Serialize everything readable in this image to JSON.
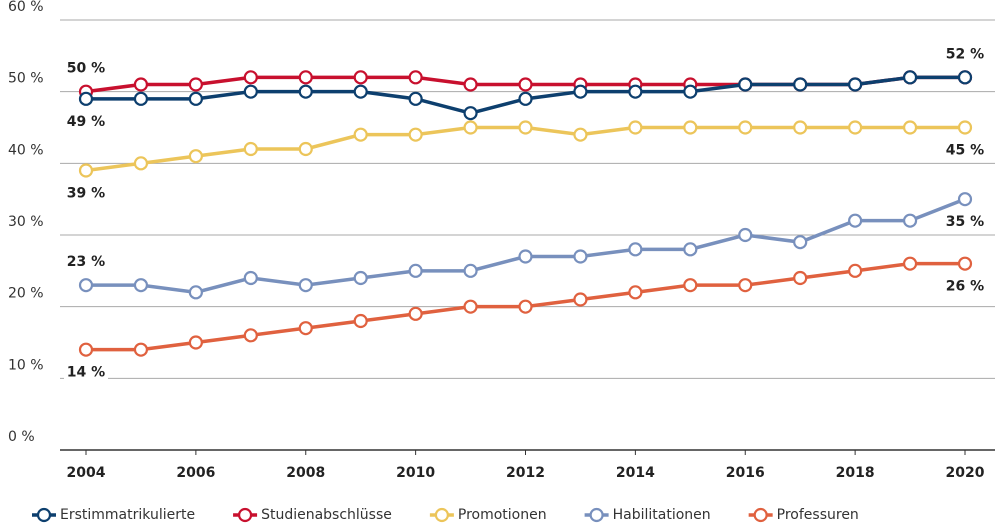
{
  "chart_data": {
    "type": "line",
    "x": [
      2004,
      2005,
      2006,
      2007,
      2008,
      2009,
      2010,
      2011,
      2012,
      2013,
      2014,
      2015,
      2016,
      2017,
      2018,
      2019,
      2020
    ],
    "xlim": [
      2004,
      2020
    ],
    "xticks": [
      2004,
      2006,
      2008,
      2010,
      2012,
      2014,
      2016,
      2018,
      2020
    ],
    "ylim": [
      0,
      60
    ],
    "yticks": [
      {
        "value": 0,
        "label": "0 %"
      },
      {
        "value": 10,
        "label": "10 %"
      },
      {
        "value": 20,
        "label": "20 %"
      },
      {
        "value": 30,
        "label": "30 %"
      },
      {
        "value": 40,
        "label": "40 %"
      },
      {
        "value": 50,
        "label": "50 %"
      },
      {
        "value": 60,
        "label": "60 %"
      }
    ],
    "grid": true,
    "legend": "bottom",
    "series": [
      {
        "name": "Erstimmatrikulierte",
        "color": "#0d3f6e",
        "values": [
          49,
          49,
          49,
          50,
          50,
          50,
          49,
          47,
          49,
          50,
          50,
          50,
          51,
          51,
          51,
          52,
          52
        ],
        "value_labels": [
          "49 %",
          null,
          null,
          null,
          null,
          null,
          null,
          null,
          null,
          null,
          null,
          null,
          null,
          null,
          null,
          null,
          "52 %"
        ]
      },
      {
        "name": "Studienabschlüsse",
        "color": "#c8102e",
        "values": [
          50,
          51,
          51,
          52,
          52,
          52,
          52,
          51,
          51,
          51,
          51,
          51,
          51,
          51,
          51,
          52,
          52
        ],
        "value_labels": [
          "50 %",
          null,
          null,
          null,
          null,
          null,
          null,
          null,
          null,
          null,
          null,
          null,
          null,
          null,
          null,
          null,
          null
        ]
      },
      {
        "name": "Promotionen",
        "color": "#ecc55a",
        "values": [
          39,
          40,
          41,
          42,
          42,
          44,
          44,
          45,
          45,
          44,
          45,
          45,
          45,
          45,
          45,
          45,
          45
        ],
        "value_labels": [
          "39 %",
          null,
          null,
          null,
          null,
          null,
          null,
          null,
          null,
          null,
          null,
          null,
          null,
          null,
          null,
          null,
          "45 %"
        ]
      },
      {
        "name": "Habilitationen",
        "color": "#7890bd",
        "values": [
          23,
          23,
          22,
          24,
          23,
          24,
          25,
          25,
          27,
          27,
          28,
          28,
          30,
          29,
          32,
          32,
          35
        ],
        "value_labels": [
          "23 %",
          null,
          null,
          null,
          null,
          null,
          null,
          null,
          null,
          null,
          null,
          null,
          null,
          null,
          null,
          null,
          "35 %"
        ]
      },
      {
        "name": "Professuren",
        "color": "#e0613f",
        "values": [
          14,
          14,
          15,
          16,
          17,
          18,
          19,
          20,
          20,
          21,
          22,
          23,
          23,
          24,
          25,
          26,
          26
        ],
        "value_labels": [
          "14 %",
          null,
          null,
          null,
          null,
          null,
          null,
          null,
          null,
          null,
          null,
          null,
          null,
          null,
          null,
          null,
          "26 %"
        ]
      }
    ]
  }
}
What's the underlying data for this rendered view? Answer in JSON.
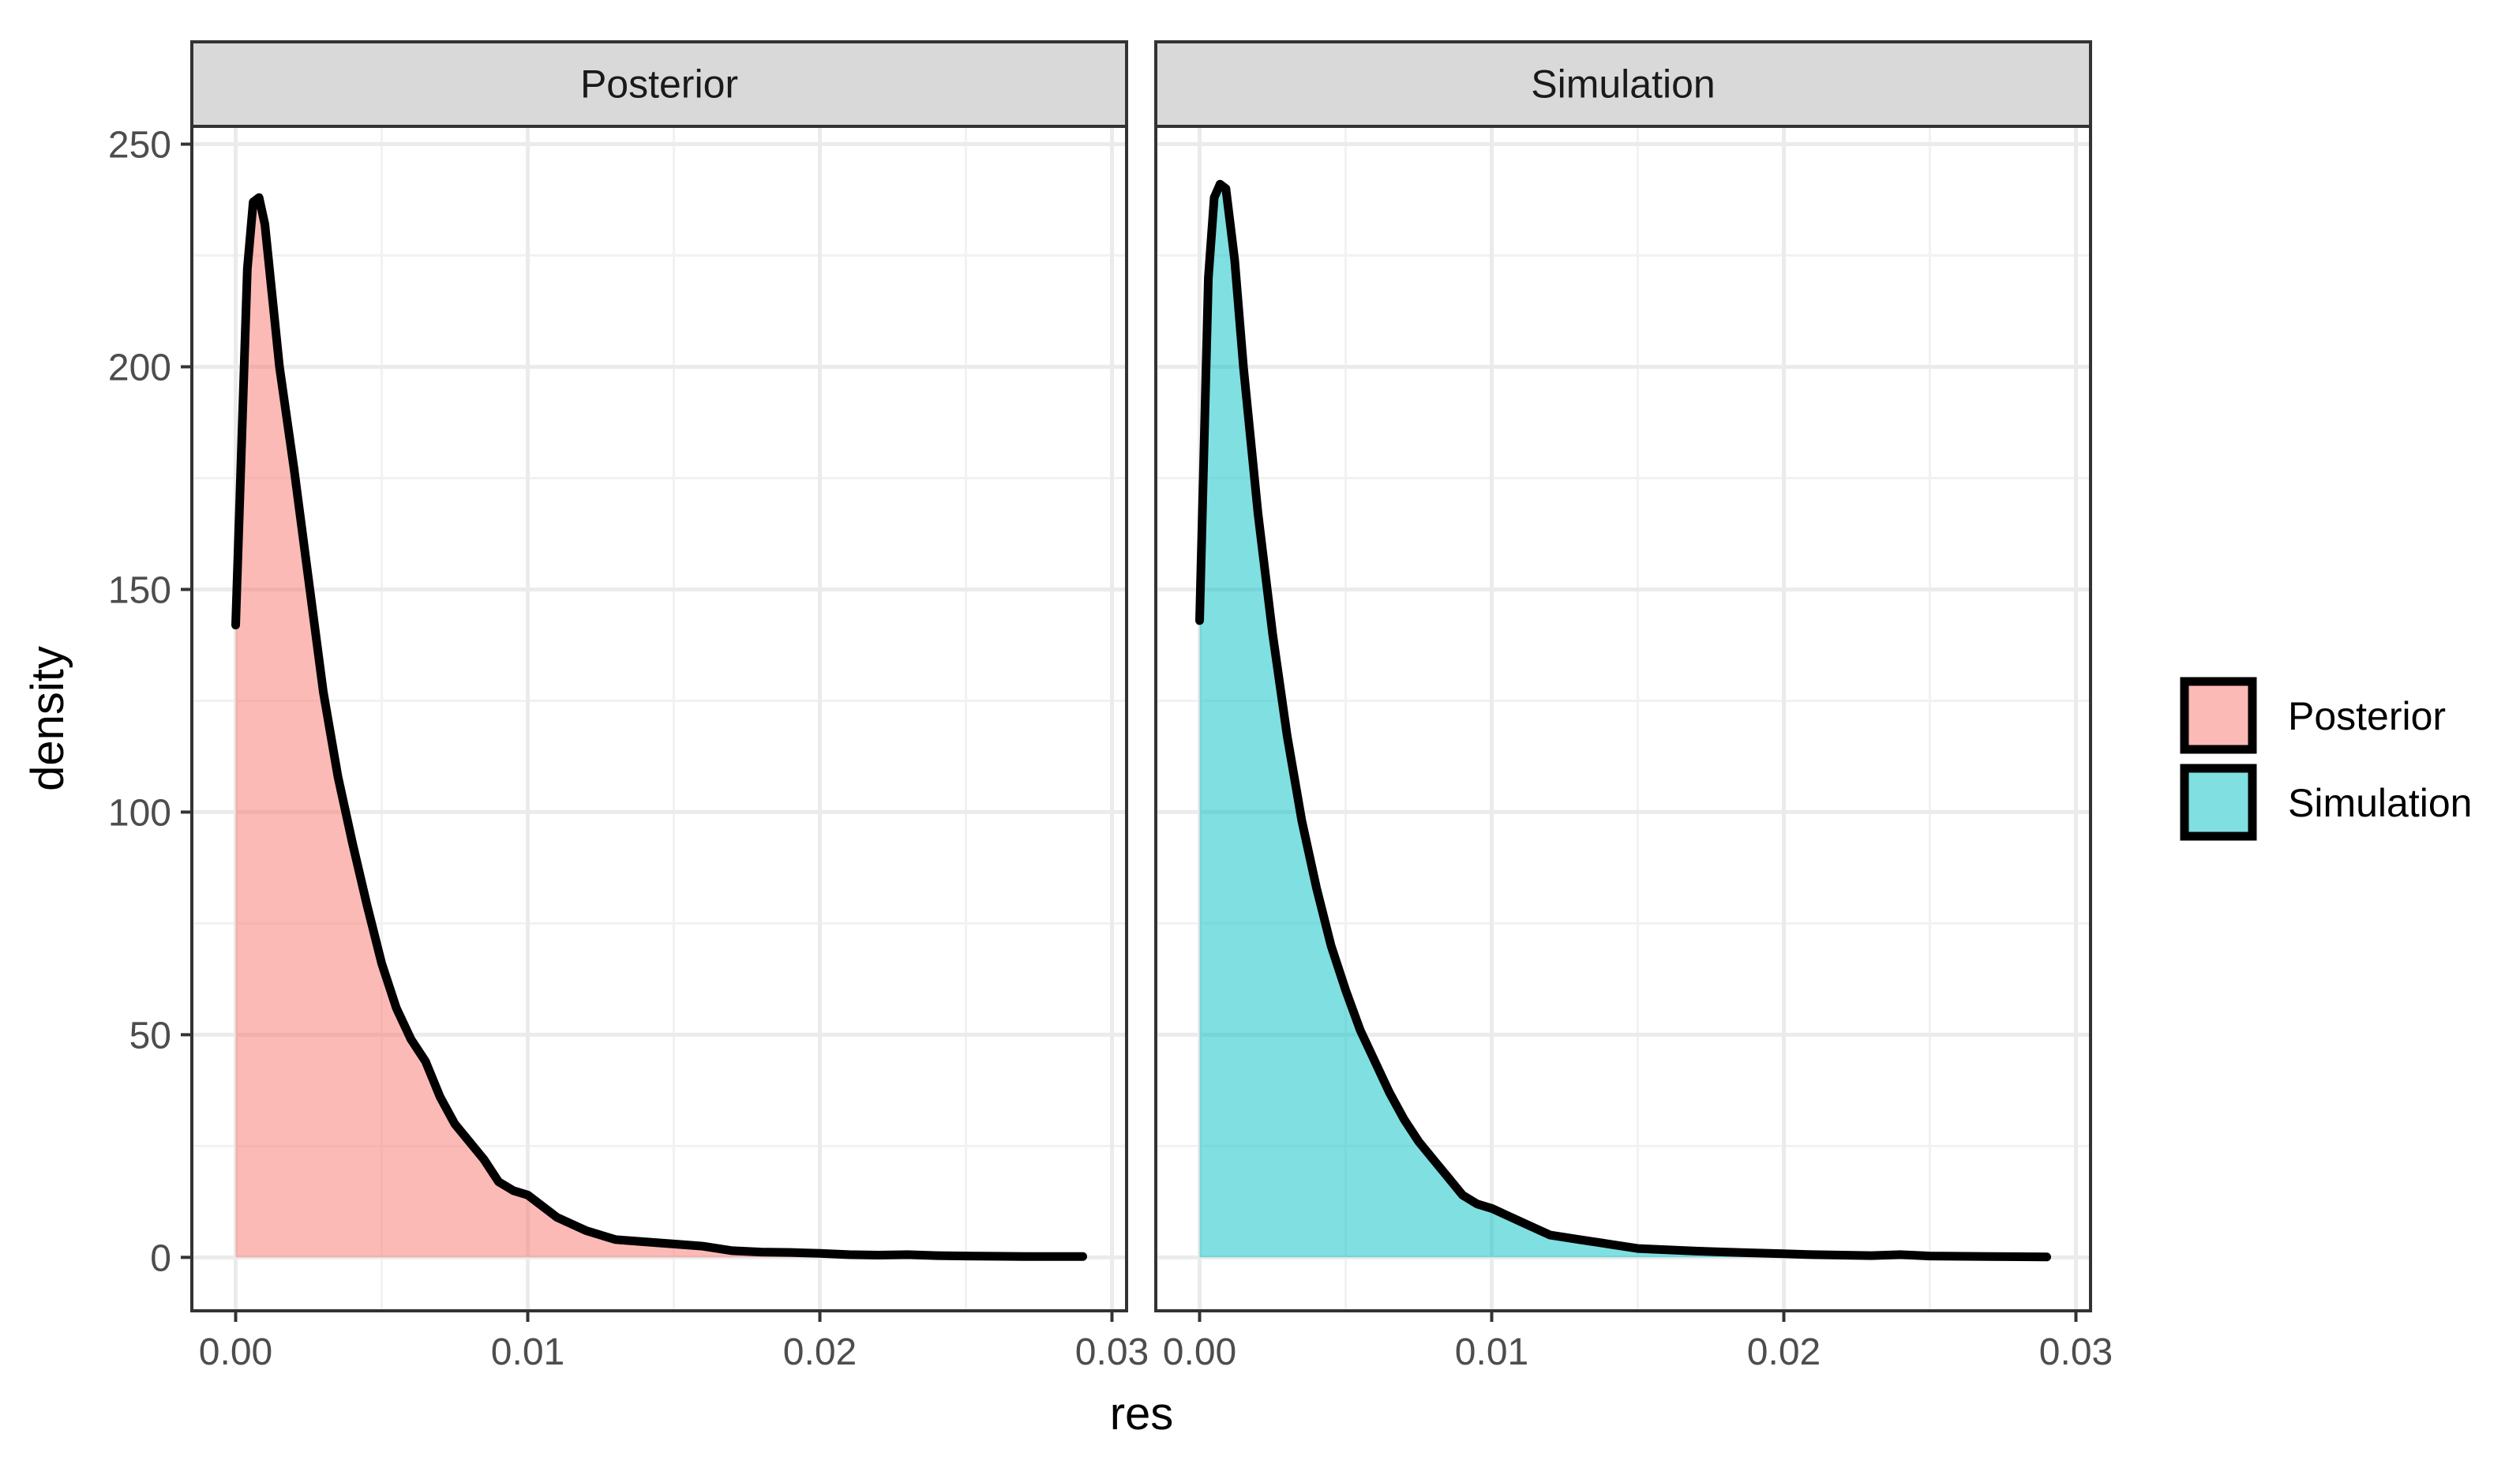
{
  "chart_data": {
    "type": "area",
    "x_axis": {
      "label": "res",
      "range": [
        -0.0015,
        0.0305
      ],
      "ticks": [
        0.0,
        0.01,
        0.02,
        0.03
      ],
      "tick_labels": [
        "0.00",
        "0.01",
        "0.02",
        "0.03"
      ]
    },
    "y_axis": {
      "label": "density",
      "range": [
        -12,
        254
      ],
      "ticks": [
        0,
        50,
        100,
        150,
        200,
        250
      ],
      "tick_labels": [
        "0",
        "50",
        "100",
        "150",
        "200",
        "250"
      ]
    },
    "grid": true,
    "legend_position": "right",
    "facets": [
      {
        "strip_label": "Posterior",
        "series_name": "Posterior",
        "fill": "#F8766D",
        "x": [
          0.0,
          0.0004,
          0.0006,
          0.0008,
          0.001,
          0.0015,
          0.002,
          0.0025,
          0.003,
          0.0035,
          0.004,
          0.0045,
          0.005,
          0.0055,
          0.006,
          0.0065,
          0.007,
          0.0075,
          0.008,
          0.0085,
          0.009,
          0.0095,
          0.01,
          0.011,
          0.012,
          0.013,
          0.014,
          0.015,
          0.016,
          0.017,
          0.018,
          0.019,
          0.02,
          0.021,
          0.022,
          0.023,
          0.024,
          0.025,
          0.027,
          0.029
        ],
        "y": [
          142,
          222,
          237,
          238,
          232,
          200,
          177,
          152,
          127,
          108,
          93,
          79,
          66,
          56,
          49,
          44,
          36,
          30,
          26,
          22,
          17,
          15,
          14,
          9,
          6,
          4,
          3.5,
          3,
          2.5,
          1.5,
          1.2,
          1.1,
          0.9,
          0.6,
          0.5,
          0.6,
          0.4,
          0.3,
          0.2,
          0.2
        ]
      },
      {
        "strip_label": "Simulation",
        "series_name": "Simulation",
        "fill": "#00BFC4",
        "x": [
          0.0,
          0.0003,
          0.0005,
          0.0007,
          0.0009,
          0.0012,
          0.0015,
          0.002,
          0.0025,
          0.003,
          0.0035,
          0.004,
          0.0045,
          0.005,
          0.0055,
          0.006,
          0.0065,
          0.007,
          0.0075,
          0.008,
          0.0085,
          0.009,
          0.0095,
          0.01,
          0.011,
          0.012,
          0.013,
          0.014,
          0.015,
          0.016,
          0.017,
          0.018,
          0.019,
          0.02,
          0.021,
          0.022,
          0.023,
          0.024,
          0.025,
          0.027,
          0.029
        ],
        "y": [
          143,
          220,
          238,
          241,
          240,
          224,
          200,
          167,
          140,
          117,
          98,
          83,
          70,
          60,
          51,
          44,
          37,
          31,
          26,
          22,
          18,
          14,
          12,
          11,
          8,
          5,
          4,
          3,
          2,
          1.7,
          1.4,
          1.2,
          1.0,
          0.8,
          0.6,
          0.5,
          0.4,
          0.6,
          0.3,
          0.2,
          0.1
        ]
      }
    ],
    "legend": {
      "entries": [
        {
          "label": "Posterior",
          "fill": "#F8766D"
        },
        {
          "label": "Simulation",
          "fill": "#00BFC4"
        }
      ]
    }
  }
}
══════
== Short task ==
Look through the entries and find each line that has the string "Simulation". Copy those lines.

== Result of this task ==
        "strip_label": "Simulation",
        "series_name": "Simulation",
          "label": "Simulation",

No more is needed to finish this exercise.